» Data for this exercise:
= = = = = = =
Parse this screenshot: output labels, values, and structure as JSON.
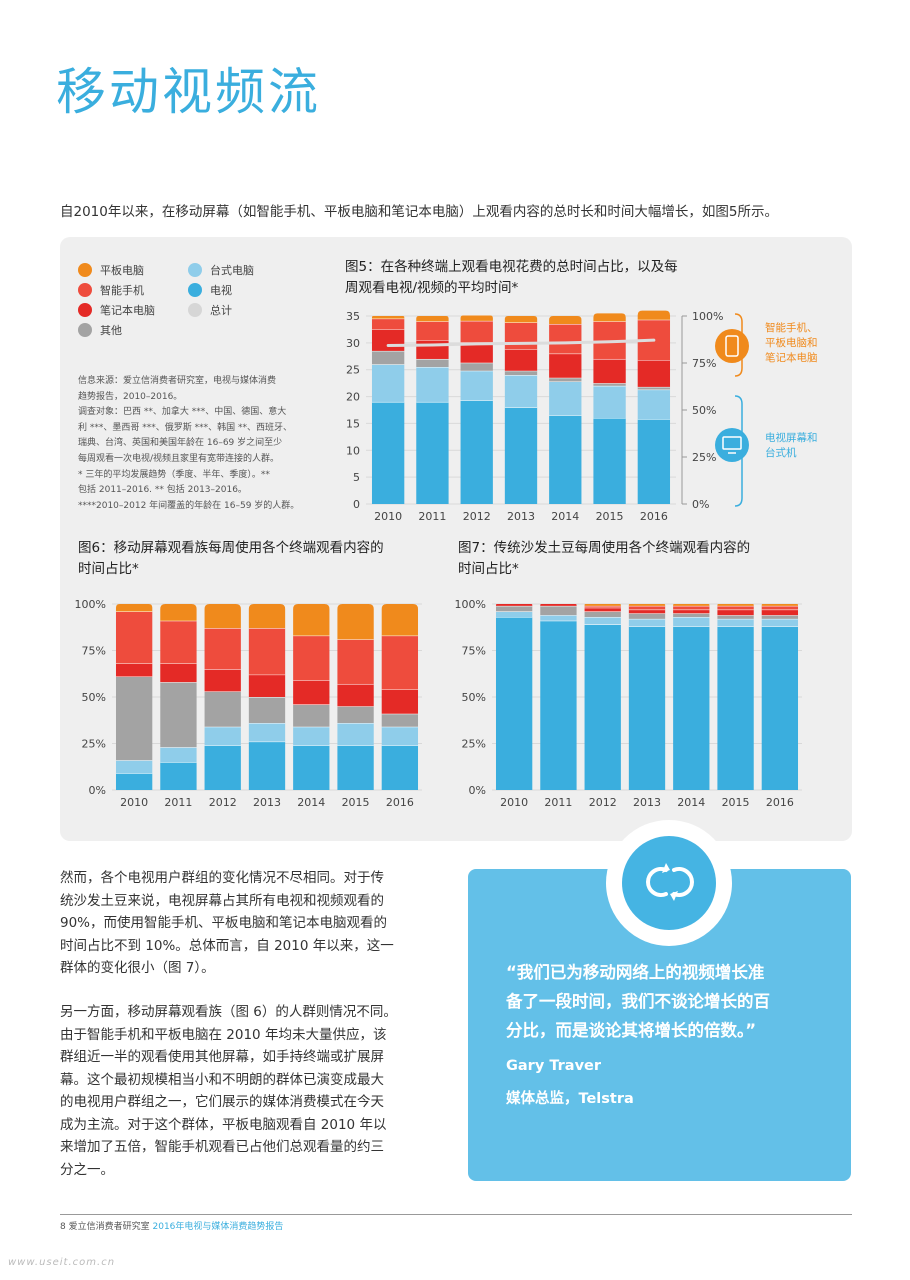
{
  "page": {
    "title": "移动视频流",
    "intro": "自2010年以来，在移动屏幕（如智能手机、平板电脑和笔记本电脑）上观看内容的总时长和时间大幅增长，如图5所示。"
  },
  "legend": [
    {
      "label": "平板电脑",
      "color": "#f08a1c"
    },
    {
      "label": "台式电脑",
      "color": "#8fcdea"
    },
    {
      "label": "智能手机",
      "color": "#ee4c3d"
    },
    {
      "label": "电视",
      "color": "#3aaede"
    },
    {
      "label": "笔记本电脑",
      "color": "#e42a26"
    },
    {
      "label": "总计",
      "color": "#d6d6d6"
    },
    {
      "label": "其他",
      "color": "#a3a3a3"
    }
  ],
  "note": [
    "信息来源：爱立信消费者研究室，电视与媒体消费",
    "趋势报告，2010–2016。",
    "调查对象：巴西 **、加拿大 ***、中国、德国、意大",
    "利 ***、墨西哥 ***、俄罗斯 ***、韩国 **、西班牙、",
    "瑞典、台湾、英国和美国年龄在 16–69 岁之间至少",
    "每周观看一次电视/视频且家里有宽带连接的人群。",
    "* 三年的平均发展趋势（季度、半年、季度）。**",
    "包括 2011–2016. ** 包括 2013–2016。",
    "****2010–2012 年间覆盖的年龄在 16–59 岁的人群。"
  ],
  "fig5": {
    "title_line1": "图5：在各种终端上观看电视花费的总时间占比，以及每",
    "title_line2": "周观看电视/视频的平均时间*",
    "callout_mobile": [
      "智能手机、",
      "平板电脑和",
      "笔记本电脑"
    ],
    "callout_tv": [
      "电视屏幕和",
      "台式机"
    ]
  },
  "fig6": {
    "title_line1": "图6：移动屏幕观看族每周使用各个终端观看内容的",
    "title_line2": "时间占比*"
  },
  "fig7": {
    "title_line1": "图7：传统沙发土豆每周使用各个终端观看内容的",
    "title_line2": "时间占比*"
  },
  "chart_data": [
    {
      "type": "bar",
      "title": "图5：在各种终端上观看电视花费的总时间占比，以及每周观看电视/视频的平均时间*",
      "categories": [
        "2010",
        "2011",
        "2012",
        "2013",
        "2014",
        "2015",
        "2016"
      ],
      "ylim": [
        0,
        35
      ],
      "yticks": [
        0,
        5,
        10,
        15,
        20,
        25,
        30,
        35
      ],
      "y2ticks": [
        "0%",
        "25%",
        "50%",
        "75%",
        "100%"
      ],
      "series": [
        {
          "name": "电视",
          "values": [
            19,
            19,
            19.3,
            18,
            16.5,
            16,
            15.8
          ]
        },
        {
          "name": "台式电脑",
          "values": [
            7,
            6.5,
            5.5,
            6,
            6.3,
            6,
            5.5
          ]
        },
        {
          "name": "其他",
          "values": [
            2.5,
            1.5,
            1.5,
            0.8,
            0.7,
            0.5,
            0.5
          ]
        },
        {
          "name": "笔记本电脑",
          "values": [
            4,
            3.5,
            3.8,
            4,
            4.5,
            4.5,
            5
          ]
        },
        {
          "name": "智能手机",
          "values": [
            2,
            3.5,
            4,
            5,
            5.5,
            7,
            7.5
          ]
        },
        {
          "name": "平板电脑",
          "values": [
            0.5,
            1,
            1,
            1.2,
            1.5,
            1.5,
            1.7
          ]
        }
      ],
      "line": {
        "name": "总计",
        "values": [
          29.5,
          29.6,
          29.8,
          29.9,
          30,
          30.2,
          30.5
        ]
      }
    },
    {
      "type": "bar",
      "title": "图6：移动屏幕观看族每周使用各个终端观看内容的时间占比*",
      "categories": [
        "2010",
        "2011",
        "2012",
        "2013",
        "2014",
        "2015",
        "2016"
      ],
      "ylim": [
        0,
        100
      ],
      "yticks": [
        "0%",
        "25%",
        "50%",
        "75%",
        "100%"
      ],
      "series": [
        {
          "name": "电视",
          "values": [
            9,
            15,
            24,
            26,
            24,
            24,
            24
          ]
        },
        {
          "name": "台式电脑",
          "values": [
            7,
            8,
            10,
            10,
            10,
            12,
            10
          ]
        },
        {
          "name": "其他",
          "values": [
            45,
            35,
            19,
            14,
            12,
            9,
            7
          ]
        },
        {
          "name": "笔记本电脑",
          "values": [
            7,
            10,
            12,
            12,
            13,
            12,
            13
          ]
        },
        {
          "name": "智能手机",
          "values": [
            28,
            23,
            22,
            25,
            24,
            24,
            29
          ]
        },
        {
          "name": "平板电脑",
          "values": [
            4,
            9,
            13,
            13,
            17,
            19,
            17
          ]
        }
      ]
    },
    {
      "type": "bar",
      "title": "图7：传统沙发土豆每周使用各个终端观看内容的时间占比*",
      "categories": [
        "2010",
        "2011",
        "2012",
        "2013",
        "2014",
        "2015",
        "2016"
      ],
      "ylim": [
        0,
        100
      ],
      "yticks": [
        "0%",
        "25%",
        "50%",
        "75%",
        "100%"
      ],
      "series": [
        {
          "name": "电视",
          "values": [
            93,
            91,
            89,
            88,
            88,
            88,
            88
          ]
        },
        {
          "name": "台式电脑",
          "values": [
            3,
            3,
            4,
            4,
            5,
            4,
            4
          ]
        },
        {
          "name": "其他",
          "values": [
            3,
            5,
            3,
            3,
            2,
            2,
            2
          ]
        },
        {
          "name": "笔记本电脑",
          "values": [
            1,
            1,
            2,
            2,
            2,
            3,
            3
          ]
        },
        {
          "name": "智能手机",
          "values": [
            0,
            0,
            1,
            2,
            2,
            2,
            2
          ]
        },
        {
          "name": "平板电脑",
          "values": [
            0,
            0,
            1,
            1,
            1,
            1,
            1
          ]
        }
      ]
    }
  ],
  "body1": [
    "然而，各个电视用户群组的变化情况不尽相同。对于传",
    "统沙发土豆来说，电视屏幕占其所有电视和视频观看的",
    "90%，而使用智能手机、平板电脑和笔记本电脑观看的",
    "时间占比不到 10%。总体而言，自 2010 年以来，这一",
    "群体的变化很小（图 7）。"
  ],
  "body2": [
    "另一方面，移动屏幕观看族（图 6）的人群则情况不同。",
    "由于智能手机和平板电脑在 2010 年均未大量供应，该",
    "群组近一半的观看使用其他屏幕，如手持终端或扩展屏",
    "幕。这个最初规模相当小和不明朗的群体已演变成最大",
    "的电视用户群组之一，它们展示的媒体消费模式在今天",
    "成为主流。对于这个群体，平板电脑观看自 2010 年以",
    "来增加了五倍，智能手机观看已占他们总观看量的约三",
    "分之一。"
  ],
  "quote": {
    "lines": [
      "“我们已为移动网络上的视频增长准",
      "备了一段时间，我们不谈论增长的百",
      "分比，而是谈论其将增长的倍数。”"
    ],
    "author": "Gary Traver",
    "role": "媒体总监，Telstra"
  },
  "footer": {
    "page_num": "8",
    "org": "爱立信消费者研究室",
    "report": "2016年电视与媒体消费趋势报告"
  },
  "watermark": "www.useit.com.cn"
}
= = = = = = =
» Exercise objective: Retype all the records shown above, character for character. Omit every picture.

» Result of the task:
Parse this screenshot: output labels, values, and structure as JSON.
{
  "page": {
    "title": "移动视频流",
    "intro": "自2010年以来，在移动屏幕（如智能手机、平板电脑和笔记本电脑）上观看内容的总时长和时间大幅增长，如图5所示。"
  },
  "legend": [
    {
      "label": "平板电脑",
      "color": "#f08a1c"
    },
    {
      "label": "台式电脑",
      "color": "#8fcdea"
    },
    {
      "label": "智能手机",
      "color": "#ee4c3d"
    },
    {
      "label": "电视",
      "color": "#3aaede"
    },
    {
      "label": "笔记本电脑",
      "color": "#e42a26"
    },
    {
      "label": "总计",
      "color": "#d6d6d6"
    },
    {
      "label": "其他",
      "color": "#a3a3a3"
    }
  ],
  "note": [
    "信息来源：爱立信消费者研究室，电视与媒体消费",
    "趋势报告，2010–2016。",
    "调查对象：巴西 **、加拿大 ***、中国、德国、意大",
    "利 ***、墨西哥 ***、俄罗斯 ***、韩国 **、西班牙、",
    "瑞典、台湾、英国和美国年龄在 16–69 岁之间至少",
    "每周观看一次电视/视频且家里有宽带连接的人群。",
    "* 三年的平均发展趋势（季度、半年、季度）。**",
    "包括 2011–2016. ** 包括 2013–2016。",
    "****2010–2012 年间覆盖的年龄在 16–59 岁的人群。"
  ],
  "fig5": {
    "title_line1": "图5：在各种终端上观看电视花费的总时间占比，以及每",
    "title_line2": "周观看电视/视频的平均时间*",
    "callout_mobile": [
      "智能手机、",
      "平板电脑和",
      "笔记本电脑"
    ],
    "callout_tv": [
      "电视屏幕和",
      "台式机"
    ]
  },
  "fig6": {
    "title_line1": "图6：移动屏幕观看族每周使用各个终端观看内容的",
    "title_line2": "时间占比*"
  },
  "fig7": {
    "title_line1": "图7：传统沙发土豆每周使用各个终端观看内容的",
    "title_line2": "时间占比*"
  },
  "chart_data": [
    {
      "type": "bar",
      "title": "图5：在各种终端上观看电视花费的总时间占比，以及每周观看电视/视频的平均时间*",
      "categories": [
        "2010",
        "2011",
        "2012",
        "2013",
        "2014",
        "2015",
        "2016"
      ],
      "ylim": [
        0,
        35
      ],
      "yticks": [
        0,
        5,
        10,
        15,
        20,
        25,
        30,
        35
      ],
      "y2ticks": [
        "0%",
        "25%",
        "50%",
        "75%",
        "100%"
      ],
      "series": [
        {
          "name": "电视",
          "values": [
            19,
            19,
            19.3,
            18,
            16.5,
            16,
            15.8
          ]
        },
        {
          "name": "台式电脑",
          "values": [
            7,
            6.5,
            5.5,
            6,
            6.3,
            6,
            5.5
          ]
        },
        {
          "name": "其他",
          "values": [
            2.5,
            1.5,
            1.5,
            0.8,
            0.7,
            0.5,
            0.5
          ]
        },
        {
          "name": "笔记本电脑",
          "values": [
            4,
            3.5,
            3.8,
            4,
            4.5,
            4.5,
            5
          ]
        },
        {
          "name": "智能手机",
          "values": [
            2,
            3.5,
            4,
            5,
            5.5,
            7,
            7.5
          ]
        },
        {
          "name": "平板电脑",
          "values": [
            0.5,
            1,
            1,
            1.2,
            1.5,
            1.5,
            1.7
          ]
        }
      ],
      "line": {
        "name": "总计",
        "values": [
          29.5,
          29.6,
          29.8,
          29.9,
          30,
          30.2,
          30.5
        ]
      }
    },
    {
      "type": "bar",
      "title": "图6：移动屏幕观看族每周使用各个终端观看内容的时间占比*",
      "categories": [
        "2010",
        "2011",
        "2012",
        "2013",
        "2014",
        "2015",
        "2016"
      ],
      "ylim": [
        0,
        100
      ],
      "yticks": [
        "0%",
        "25%",
        "50%",
        "75%",
        "100%"
      ],
      "series": [
        {
          "name": "电视",
          "values": [
            9,
            15,
            24,
            26,
            24,
            24,
            24
          ]
        },
        {
          "name": "台式电脑",
          "values": [
            7,
            8,
            10,
            10,
            10,
            12,
            10
          ]
        },
        {
          "name": "其他",
          "values": [
            45,
            35,
            19,
            14,
            12,
            9,
            7
          ]
        },
        {
          "name": "笔记本电脑",
          "values": [
            7,
            10,
            12,
            12,
            13,
            12,
            13
          ]
        },
        {
          "name": "智能手机",
          "values": [
            28,
            23,
            22,
            25,
            24,
            24,
            29
          ]
        },
        {
          "name": "平板电脑",
          "values": [
            4,
            9,
            13,
            13,
            17,
            19,
            17
          ]
        }
      ]
    },
    {
      "type": "bar",
      "title": "图7：传统沙发土豆每周使用各个终端观看内容的时间占比*",
      "categories": [
        "2010",
        "2011",
        "2012",
        "2013",
        "2014",
        "2015",
        "2016"
      ],
      "ylim": [
        0,
        100
      ],
      "yticks": [
        "0%",
        "25%",
        "50%",
        "75%",
        "100%"
      ],
      "series": [
        {
          "name": "电视",
          "values": [
            93,
            91,
            89,
            88,
            88,
            88,
            88
          ]
        },
        {
          "name": "台式电脑",
          "values": [
            3,
            3,
            4,
            4,
            5,
            4,
            4
          ]
        },
        {
          "name": "其他",
          "values": [
            3,
            5,
            3,
            3,
            2,
            2,
            2
          ]
        },
        {
          "name": "笔记本电脑",
          "values": [
            1,
            1,
            2,
            2,
            2,
            3,
            3
          ]
        },
        {
          "name": "智能手机",
          "values": [
            0,
            0,
            1,
            2,
            2,
            2,
            2
          ]
        },
        {
          "name": "平板电脑",
          "values": [
            0,
            0,
            1,
            1,
            1,
            1,
            1
          ]
        }
      ]
    }
  ],
  "body1": [
    "然而，各个电视用户群组的变化情况不尽相同。对于传",
    "统沙发土豆来说，电视屏幕占其所有电视和视频观看的",
    "90%，而使用智能手机、平板电脑和笔记本电脑观看的",
    "时间占比不到 10%。总体而言，自 2010 年以来，这一",
    "群体的变化很小（图 7）。"
  ],
  "body2": [
    "另一方面，移动屏幕观看族（图 6）的人群则情况不同。",
    "由于智能手机和平板电脑在 2010 年均未大量供应，该",
    "群组近一半的观看使用其他屏幕，如手持终端或扩展屏",
    "幕。这个最初规模相当小和不明朗的群体已演变成最大",
    "的电视用户群组之一，它们展示的媒体消费模式在今天",
    "成为主流。对于这个群体，平板电脑观看自 2010 年以",
    "来增加了五倍，智能手机观看已占他们总观看量的约三",
    "分之一。"
  ],
  "quote": {
    "lines": [
      "“我们已为移动网络上的视频增长准",
      "备了一段时间，我们不谈论增长的百",
      "分比，而是谈论其将增长的倍数。”"
    ],
    "author": "Gary Traver",
    "role": "媒体总监，Telstra"
  },
  "footer": {
    "page_num": "8",
    "org": "爱立信消费者研究室",
    "report": "2016年电视与媒体消费趋势报告"
  },
  "watermark": "www.useit.com.cn"
}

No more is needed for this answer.